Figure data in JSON
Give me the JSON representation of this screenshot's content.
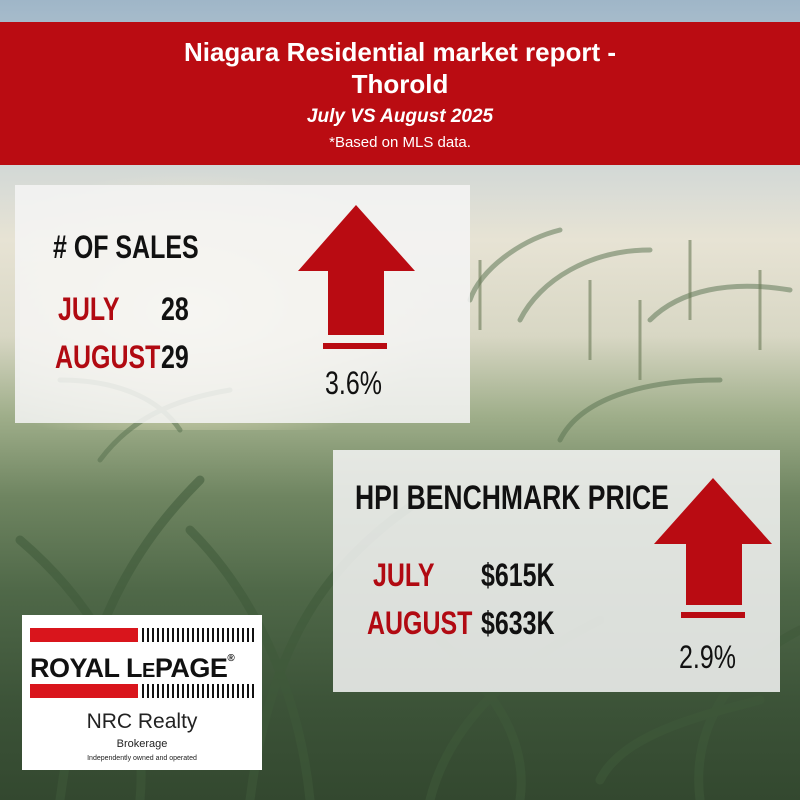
{
  "header": {
    "title_line1": "Niagara Residential market report -",
    "title_line2": "Thorold",
    "subtitle": "July VS August 2025",
    "note": "*Based on MLS data."
  },
  "sales": {
    "heading": "# OF SALES",
    "rows": [
      {
        "label": "JULY",
        "value": "28"
      },
      {
        "label": "AUGUST",
        "value": "29"
      }
    ],
    "change": "3.6%",
    "direction": "up"
  },
  "hpi": {
    "heading": "HPI BENCHMARK PRICE",
    "rows": [
      {
        "label": "JULY",
        "value": "$615K"
      },
      {
        "label": "AUGUST",
        "value": "$633K"
      }
    ],
    "change": "2.9%",
    "direction": "up"
  },
  "logo": {
    "brand_part1": "ROYAL L",
    "brand_small_e": "E",
    "brand_part2": "PAGE",
    "reg_mark": "®",
    "office": "NRC Realty",
    "type": "Brokerage",
    "tagline": "Independently owned and operated"
  },
  "colors": {
    "brand_red": "#ba0c12",
    "arrow_red": "#b90b12",
    "text_dark": "#111111"
  },
  "icons": [
    "arrow-up-icon",
    "arrow-up-icon"
  ]
}
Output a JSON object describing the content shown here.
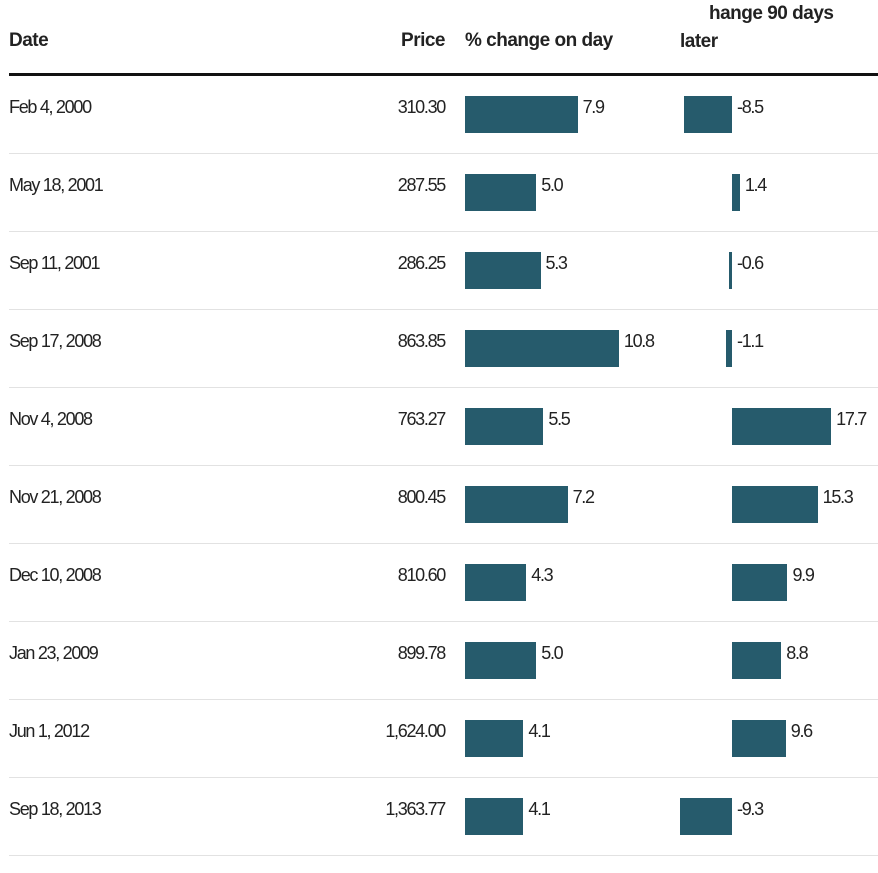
{
  "headers": {
    "date": "Date",
    "price": "Price",
    "change_day": "% change on day",
    "change_90_line1": "hange 90 days",
    "change_90_line2": "later"
  },
  "chart_data": {
    "type": "table",
    "columns": [
      "Date",
      "Price",
      "% change on day",
      "hange 90 days later"
    ],
    "colors": {
      "bar": "#265b6c"
    },
    "rows": [
      {
        "date": "Feb 4, 2000",
        "price": "310.30",
        "change_day": 7.9,
        "change_90": -8.5
      },
      {
        "date": "May 18, 2001",
        "price": "287.55",
        "change_day": 5.0,
        "change_90": 1.4
      },
      {
        "date": "Sep 11, 2001",
        "price": "286.25",
        "change_day": 5.3,
        "change_90": -0.6
      },
      {
        "date": "Sep 17, 2008",
        "price": "863.85",
        "change_day": 10.8,
        "change_90": -1.1
      },
      {
        "date": "Nov 4, 2008",
        "price": "763.27",
        "change_day": 5.5,
        "change_90": 17.7
      },
      {
        "date": "Nov 21, 2008",
        "price": "800.45",
        "change_day": 7.2,
        "change_90": 15.3
      },
      {
        "date": "Dec 10, 2008",
        "price": "810.60",
        "change_day": 4.3,
        "change_90": 9.9
      },
      {
        "date": "Jan 23, 2009",
        "price": "899.78",
        "change_day": 5.0,
        "change_90": 8.8
      },
      {
        "date": "Jun 1, 2012",
        "price": "1,624.00",
        "change_day": 4.1,
        "change_90": 9.6
      },
      {
        "date": "Sep 18, 2013",
        "price": "1,363.77",
        "change_day": 4.1,
        "change_90": -9.3
      }
    ]
  }
}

Exercise directions - Extract the text of all the records above verbatim, excluding pictures.

Full solution -
Give me the JSON representation of this screenshot's content.
{
  "header": {
    "title_line1": "Niagara Residential market report -",
    "title_line2": "Thorold",
    "subtitle": "July VS August 2025",
    "note": "*Based on MLS data."
  },
  "sales": {
    "heading": "# OF SALES",
    "rows": [
      {
        "label": "JULY",
        "value": "28"
      },
      {
        "label": "AUGUST",
        "value": "29"
      }
    ],
    "change": "3.6%",
    "direction": "up"
  },
  "hpi": {
    "heading": "HPI BENCHMARK PRICE",
    "rows": [
      {
        "label": "JULY",
        "value": "$615K"
      },
      {
        "label": "AUGUST",
        "value": "$633K"
      }
    ],
    "change": "2.9%",
    "direction": "up"
  },
  "logo": {
    "brand_part1": "ROYAL L",
    "brand_small_e": "E",
    "brand_part2": "PAGE",
    "reg_mark": "®",
    "office": "NRC Realty",
    "type": "Brokerage",
    "tagline": "Independently owned and operated"
  },
  "colors": {
    "brand_red": "#ba0c12",
    "arrow_red": "#b90b12",
    "text_dark": "#111111"
  },
  "icons": [
    "arrow-up-icon",
    "arrow-up-icon"
  ]
}
Output a JSON object describing the content shown here.
{
  "headers": {
    "date": "Date",
    "price": "Price",
    "change_day": "% change on day",
    "change_90_line1": "hange 90 days",
    "change_90_line2": "later"
  },
  "chart_data": {
    "type": "table",
    "columns": [
      "Date",
      "Price",
      "% change on day",
      "hange 90 days later"
    ],
    "colors": {
      "bar": "#265b6c"
    },
    "rows": [
      {
        "date": "Feb 4, 2000",
        "price": "310.30",
        "change_day": 7.9,
        "change_90": -8.5
      },
      {
        "date": "May 18, 2001",
        "price": "287.55",
        "change_day": 5.0,
        "change_90": 1.4
      },
      {
        "date": "Sep 11, 2001",
        "price": "286.25",
        "change_day": 5.3,
        "change_90": -0.6
      },
      {
        "date": "Sep 17, 2008",
        "price": "863.85",
        "change_day": 10.8,
        "change_90": -1.1
      },
      {
        "date": "Nov 4, 2008",
        "price": "763.27",
        "change_day": 5.5,
        "change_90": 17.7
      },
      {
        "date": "Nov 21, 2008",
        "price": "800.45",
        "change_day": 7.2,
        "change_90": 15.3
      },
      {
        "date": "Dec 10, 2008",
        "price": "810.60",
        "change_day": 4.3,
        "change_90": 9.9
      },
      {
        "date": "Jan 23, 2009",
        "price": "899.78",
        "change_day": 5.0,
        "change_90": 8.8
      },
      {
        "date": "Jun 1, 2012",
        "price": "1,624.00",
        "change_day": 4.1,
        "change_90": 9.6
      },
      {
        "date": "Sep 18, 2013",
        "price": "1,363.77",
        "change_day": 4.1,
        "change_90": -9.3
      }
    ]
  }
}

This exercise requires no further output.